Find each line with the word "size" and state how many there are, nothing more.

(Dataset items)
========

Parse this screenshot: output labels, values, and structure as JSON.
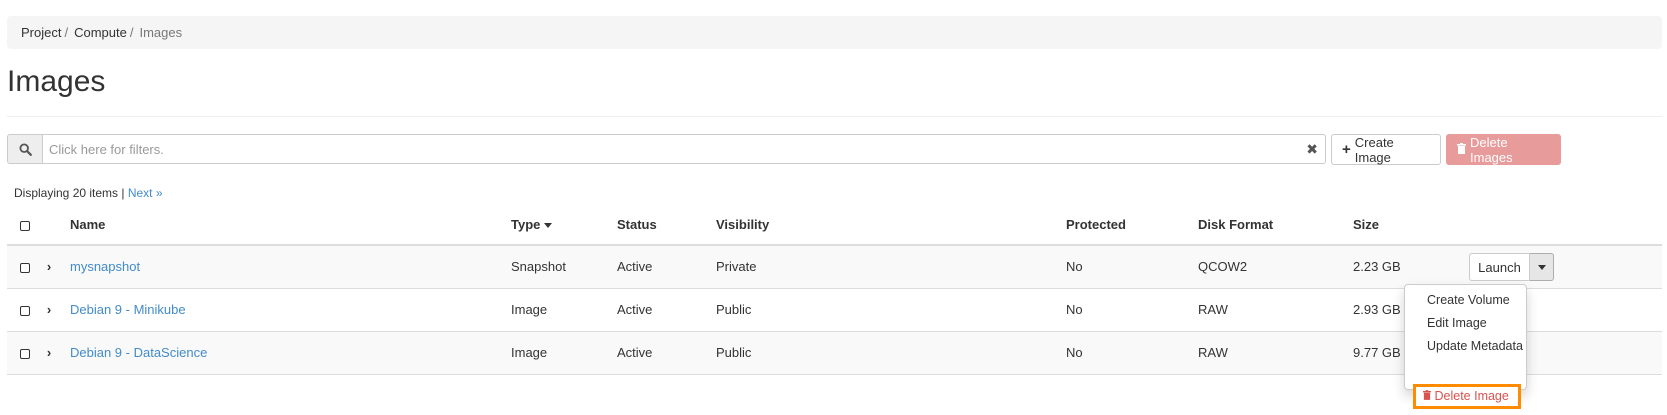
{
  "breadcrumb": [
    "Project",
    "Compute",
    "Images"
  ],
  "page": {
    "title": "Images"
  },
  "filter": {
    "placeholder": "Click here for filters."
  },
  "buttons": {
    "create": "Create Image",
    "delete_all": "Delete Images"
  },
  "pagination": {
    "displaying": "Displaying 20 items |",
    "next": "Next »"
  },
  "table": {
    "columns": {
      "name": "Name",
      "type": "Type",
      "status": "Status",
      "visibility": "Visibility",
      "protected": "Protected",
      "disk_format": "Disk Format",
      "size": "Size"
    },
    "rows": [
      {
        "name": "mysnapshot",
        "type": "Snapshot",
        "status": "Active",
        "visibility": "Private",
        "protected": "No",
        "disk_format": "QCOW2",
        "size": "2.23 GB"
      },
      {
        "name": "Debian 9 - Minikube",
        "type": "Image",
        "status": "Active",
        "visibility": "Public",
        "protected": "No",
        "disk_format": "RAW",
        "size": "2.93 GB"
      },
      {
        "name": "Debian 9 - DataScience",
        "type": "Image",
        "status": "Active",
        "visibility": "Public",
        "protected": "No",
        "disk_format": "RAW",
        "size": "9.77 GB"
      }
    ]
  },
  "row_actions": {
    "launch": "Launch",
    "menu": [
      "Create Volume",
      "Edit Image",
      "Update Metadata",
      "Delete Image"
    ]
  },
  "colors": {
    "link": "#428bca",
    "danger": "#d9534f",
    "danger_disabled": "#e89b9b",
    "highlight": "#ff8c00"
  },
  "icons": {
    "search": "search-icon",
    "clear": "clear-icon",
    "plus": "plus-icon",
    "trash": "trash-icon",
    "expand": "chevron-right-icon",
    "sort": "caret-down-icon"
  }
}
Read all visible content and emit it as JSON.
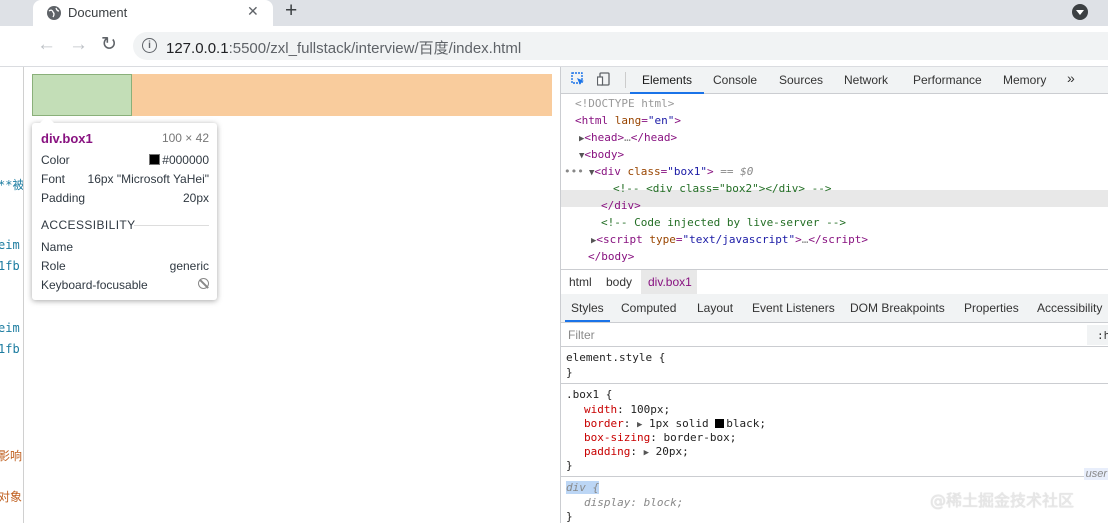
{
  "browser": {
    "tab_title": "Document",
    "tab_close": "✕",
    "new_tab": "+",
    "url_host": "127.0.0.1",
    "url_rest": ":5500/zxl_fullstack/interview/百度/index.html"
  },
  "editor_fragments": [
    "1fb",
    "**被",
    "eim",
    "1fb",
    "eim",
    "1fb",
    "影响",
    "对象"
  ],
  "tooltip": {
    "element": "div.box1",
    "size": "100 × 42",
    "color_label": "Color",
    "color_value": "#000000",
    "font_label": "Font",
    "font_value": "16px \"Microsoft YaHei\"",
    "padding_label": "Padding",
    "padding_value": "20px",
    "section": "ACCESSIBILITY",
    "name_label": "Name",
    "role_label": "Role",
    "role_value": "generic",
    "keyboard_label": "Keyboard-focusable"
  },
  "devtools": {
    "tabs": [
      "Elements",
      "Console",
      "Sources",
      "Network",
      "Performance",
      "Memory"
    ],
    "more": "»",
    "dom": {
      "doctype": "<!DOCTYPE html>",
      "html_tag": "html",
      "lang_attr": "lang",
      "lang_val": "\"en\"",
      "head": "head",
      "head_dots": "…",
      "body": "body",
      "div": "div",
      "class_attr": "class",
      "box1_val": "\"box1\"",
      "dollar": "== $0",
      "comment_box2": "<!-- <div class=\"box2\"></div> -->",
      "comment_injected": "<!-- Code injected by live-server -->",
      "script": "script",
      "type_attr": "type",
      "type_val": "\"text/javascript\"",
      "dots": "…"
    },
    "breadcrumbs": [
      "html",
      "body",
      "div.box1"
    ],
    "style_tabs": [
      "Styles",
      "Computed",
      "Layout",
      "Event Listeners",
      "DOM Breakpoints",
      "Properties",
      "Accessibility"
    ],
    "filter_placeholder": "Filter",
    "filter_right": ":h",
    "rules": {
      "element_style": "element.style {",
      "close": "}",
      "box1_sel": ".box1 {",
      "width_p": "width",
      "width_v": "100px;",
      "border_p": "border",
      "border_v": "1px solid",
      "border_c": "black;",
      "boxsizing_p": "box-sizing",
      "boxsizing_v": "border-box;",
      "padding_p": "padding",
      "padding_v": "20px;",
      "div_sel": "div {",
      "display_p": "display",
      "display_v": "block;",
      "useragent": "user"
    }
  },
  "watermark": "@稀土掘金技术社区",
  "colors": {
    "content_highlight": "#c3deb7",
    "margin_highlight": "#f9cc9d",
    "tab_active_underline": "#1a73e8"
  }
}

========

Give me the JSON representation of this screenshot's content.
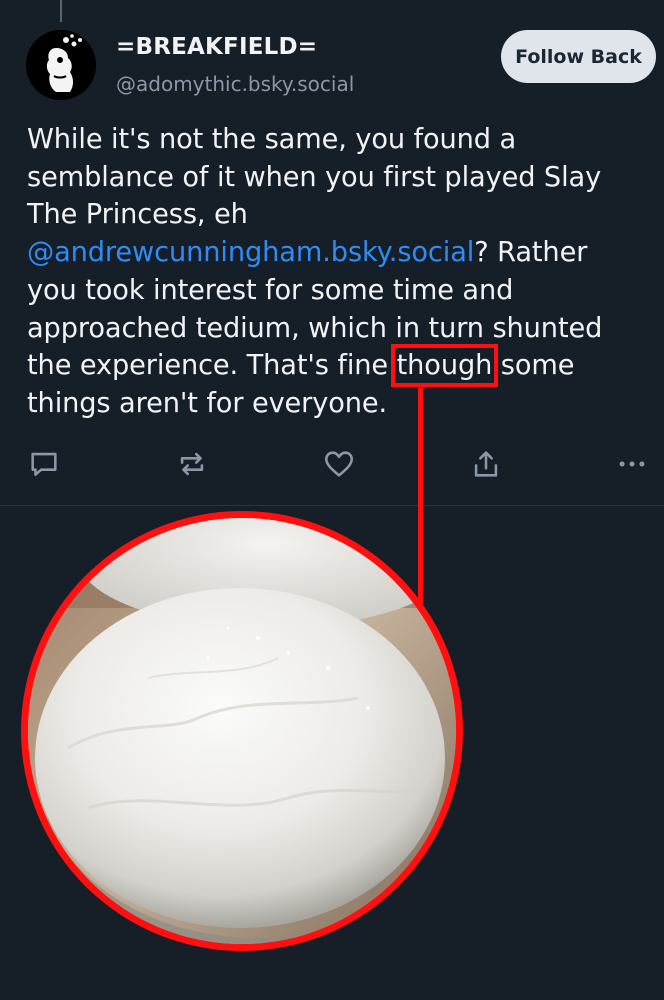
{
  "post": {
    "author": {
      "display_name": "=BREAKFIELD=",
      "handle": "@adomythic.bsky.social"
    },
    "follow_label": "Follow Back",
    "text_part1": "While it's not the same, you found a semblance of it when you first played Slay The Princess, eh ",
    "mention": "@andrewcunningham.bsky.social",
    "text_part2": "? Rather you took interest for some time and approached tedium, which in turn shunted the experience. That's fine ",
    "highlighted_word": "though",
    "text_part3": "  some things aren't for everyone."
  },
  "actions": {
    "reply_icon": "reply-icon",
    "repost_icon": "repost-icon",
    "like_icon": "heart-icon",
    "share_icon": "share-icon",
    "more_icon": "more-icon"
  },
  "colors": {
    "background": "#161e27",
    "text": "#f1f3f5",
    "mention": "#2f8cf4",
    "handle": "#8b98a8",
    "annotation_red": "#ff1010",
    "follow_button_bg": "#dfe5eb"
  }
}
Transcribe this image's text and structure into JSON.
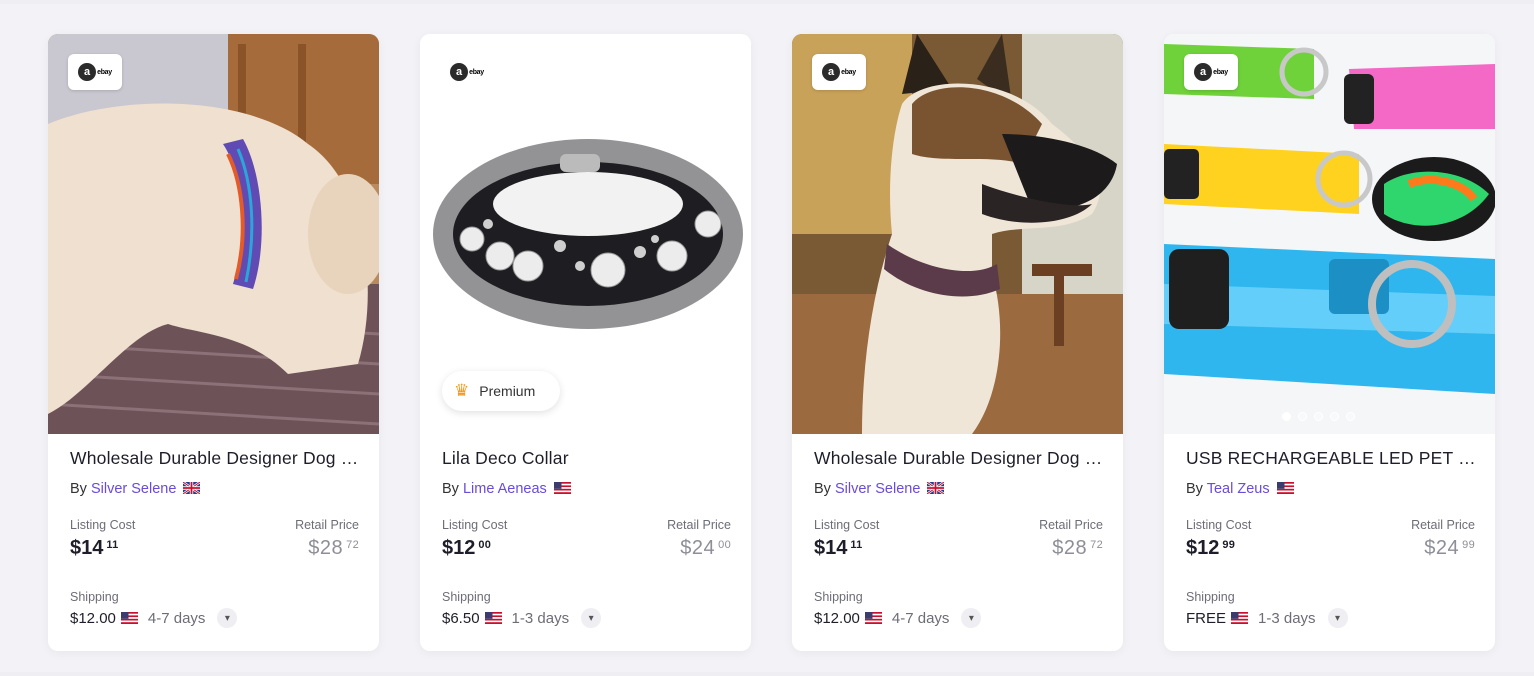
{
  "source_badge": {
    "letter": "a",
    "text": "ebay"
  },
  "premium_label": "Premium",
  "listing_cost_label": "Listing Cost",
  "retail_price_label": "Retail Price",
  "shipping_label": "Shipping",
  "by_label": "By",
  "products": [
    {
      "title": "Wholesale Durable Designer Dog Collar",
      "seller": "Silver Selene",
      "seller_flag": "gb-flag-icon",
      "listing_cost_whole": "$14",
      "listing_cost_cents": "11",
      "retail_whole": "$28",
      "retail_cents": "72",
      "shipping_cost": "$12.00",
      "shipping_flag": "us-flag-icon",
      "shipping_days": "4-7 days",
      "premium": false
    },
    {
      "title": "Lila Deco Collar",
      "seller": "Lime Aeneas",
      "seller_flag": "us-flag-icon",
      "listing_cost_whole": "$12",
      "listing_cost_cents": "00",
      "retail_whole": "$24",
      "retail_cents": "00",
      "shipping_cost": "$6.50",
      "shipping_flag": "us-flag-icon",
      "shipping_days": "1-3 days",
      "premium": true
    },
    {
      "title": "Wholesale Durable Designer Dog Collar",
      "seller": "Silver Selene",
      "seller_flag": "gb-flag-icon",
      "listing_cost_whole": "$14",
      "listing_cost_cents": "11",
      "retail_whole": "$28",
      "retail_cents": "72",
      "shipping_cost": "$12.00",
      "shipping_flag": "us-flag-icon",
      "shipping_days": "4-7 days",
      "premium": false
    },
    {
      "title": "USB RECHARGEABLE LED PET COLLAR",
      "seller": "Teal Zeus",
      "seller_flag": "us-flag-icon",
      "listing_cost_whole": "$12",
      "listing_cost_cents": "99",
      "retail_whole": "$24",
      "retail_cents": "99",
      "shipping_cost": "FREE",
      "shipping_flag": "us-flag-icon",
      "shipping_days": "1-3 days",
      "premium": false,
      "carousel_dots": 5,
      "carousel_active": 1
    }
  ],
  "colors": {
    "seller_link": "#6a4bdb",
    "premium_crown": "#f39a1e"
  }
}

========

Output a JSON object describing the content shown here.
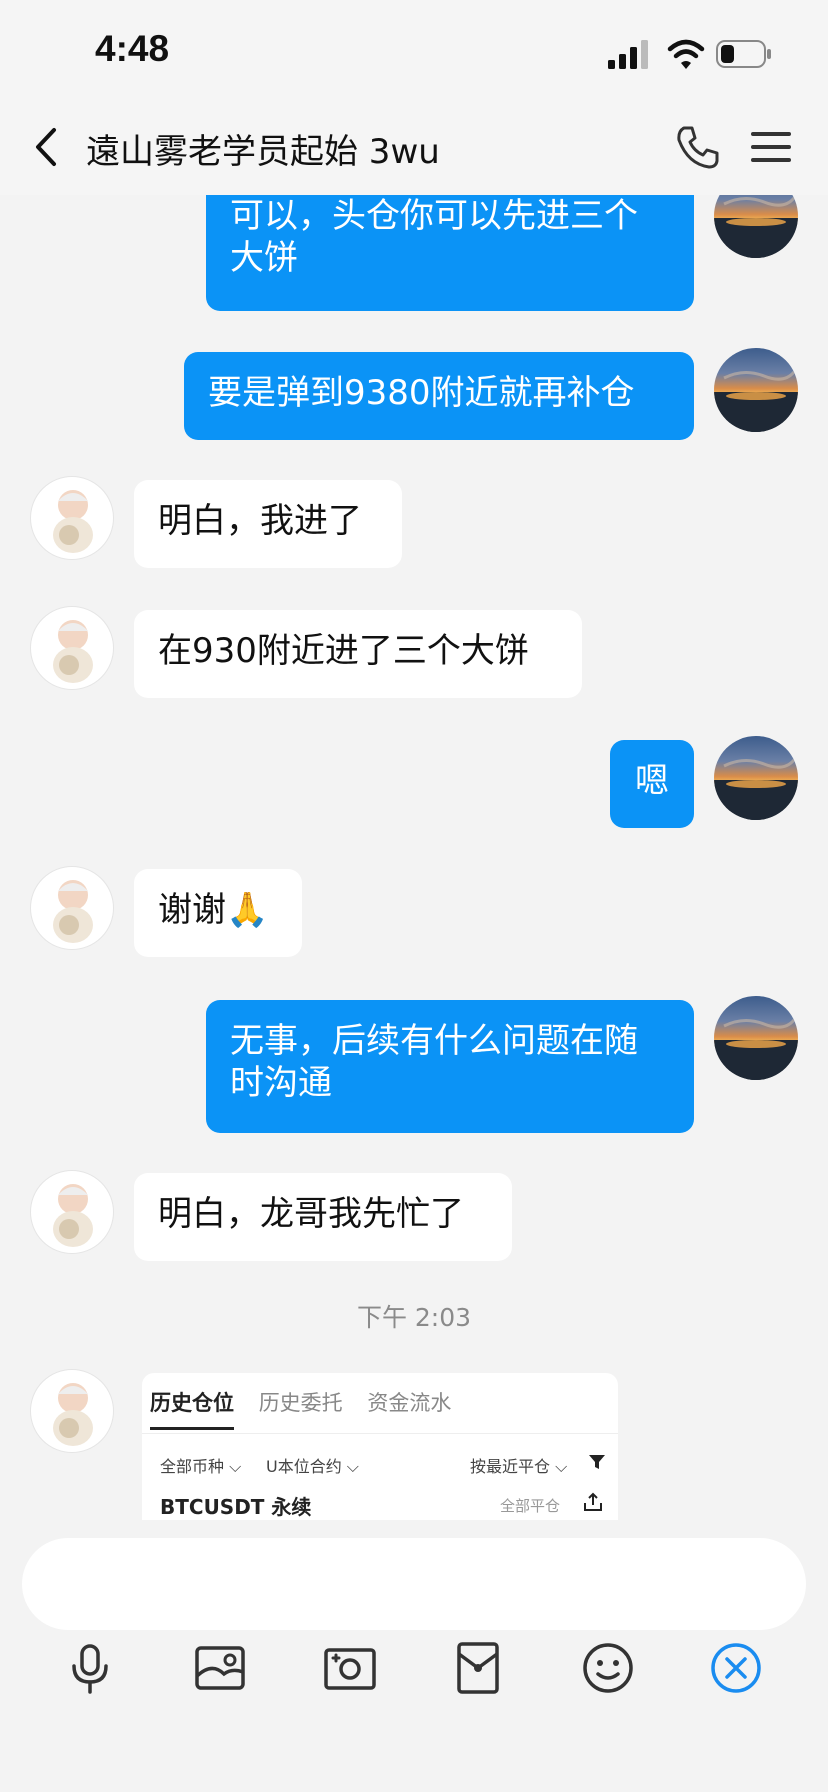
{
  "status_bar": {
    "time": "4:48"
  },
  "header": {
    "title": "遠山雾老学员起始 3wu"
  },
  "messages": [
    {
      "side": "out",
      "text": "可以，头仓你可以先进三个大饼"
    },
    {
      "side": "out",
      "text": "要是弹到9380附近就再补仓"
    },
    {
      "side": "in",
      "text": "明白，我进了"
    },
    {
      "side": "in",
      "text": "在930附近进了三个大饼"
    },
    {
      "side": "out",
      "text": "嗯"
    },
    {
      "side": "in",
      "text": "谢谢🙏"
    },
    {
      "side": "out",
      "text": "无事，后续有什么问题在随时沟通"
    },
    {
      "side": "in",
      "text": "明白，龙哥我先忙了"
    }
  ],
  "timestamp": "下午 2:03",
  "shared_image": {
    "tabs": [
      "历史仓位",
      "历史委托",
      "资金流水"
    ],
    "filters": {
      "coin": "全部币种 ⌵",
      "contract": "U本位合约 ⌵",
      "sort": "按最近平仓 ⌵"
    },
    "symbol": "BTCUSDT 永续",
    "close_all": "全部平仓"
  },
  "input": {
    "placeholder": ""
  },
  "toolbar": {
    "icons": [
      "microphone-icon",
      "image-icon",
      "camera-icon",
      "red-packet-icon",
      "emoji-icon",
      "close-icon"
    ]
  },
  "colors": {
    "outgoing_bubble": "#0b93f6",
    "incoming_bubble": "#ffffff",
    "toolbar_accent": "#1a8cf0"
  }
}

========

_THE RESPONSE_
5